## Objective
Which lines hold the string "time"? Copy every one of them.
........
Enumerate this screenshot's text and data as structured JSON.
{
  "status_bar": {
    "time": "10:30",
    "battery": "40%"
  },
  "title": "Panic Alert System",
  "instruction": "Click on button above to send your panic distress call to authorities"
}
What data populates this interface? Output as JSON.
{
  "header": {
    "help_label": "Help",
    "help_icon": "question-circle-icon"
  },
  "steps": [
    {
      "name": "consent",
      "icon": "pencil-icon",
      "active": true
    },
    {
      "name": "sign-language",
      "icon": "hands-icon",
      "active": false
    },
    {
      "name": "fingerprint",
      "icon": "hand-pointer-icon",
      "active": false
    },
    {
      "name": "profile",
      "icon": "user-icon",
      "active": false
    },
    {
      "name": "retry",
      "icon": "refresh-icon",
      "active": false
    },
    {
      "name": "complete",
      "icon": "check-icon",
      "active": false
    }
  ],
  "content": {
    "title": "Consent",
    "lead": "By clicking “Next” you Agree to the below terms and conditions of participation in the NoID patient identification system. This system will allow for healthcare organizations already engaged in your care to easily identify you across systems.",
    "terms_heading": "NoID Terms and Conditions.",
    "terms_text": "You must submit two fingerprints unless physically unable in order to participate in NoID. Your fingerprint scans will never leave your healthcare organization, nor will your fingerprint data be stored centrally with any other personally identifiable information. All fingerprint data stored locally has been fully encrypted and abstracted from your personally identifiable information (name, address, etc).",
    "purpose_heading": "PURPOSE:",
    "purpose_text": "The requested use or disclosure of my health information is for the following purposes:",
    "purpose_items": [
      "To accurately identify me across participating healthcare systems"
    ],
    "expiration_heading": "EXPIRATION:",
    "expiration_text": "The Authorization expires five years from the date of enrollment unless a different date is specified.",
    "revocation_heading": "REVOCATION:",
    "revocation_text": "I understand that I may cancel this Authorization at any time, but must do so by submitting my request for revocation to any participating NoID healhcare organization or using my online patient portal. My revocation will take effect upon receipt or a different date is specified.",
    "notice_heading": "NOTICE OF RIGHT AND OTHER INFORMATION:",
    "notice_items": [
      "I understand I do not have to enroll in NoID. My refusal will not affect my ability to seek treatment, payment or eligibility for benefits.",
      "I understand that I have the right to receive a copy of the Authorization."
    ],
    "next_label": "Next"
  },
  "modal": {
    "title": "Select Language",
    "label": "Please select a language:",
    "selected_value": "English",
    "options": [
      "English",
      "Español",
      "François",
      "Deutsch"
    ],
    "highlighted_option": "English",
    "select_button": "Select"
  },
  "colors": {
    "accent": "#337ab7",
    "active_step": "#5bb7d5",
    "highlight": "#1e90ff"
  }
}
........
## Solution below
    "time": "10:30",
    "revocation_text": "I understand that I may cancel this Authorization at any time, but must do so by submitting my request for revocation to any participating NoID healhcare organization or using my online patient portal. My revocation will take effect upon receipt or a different date is specified.",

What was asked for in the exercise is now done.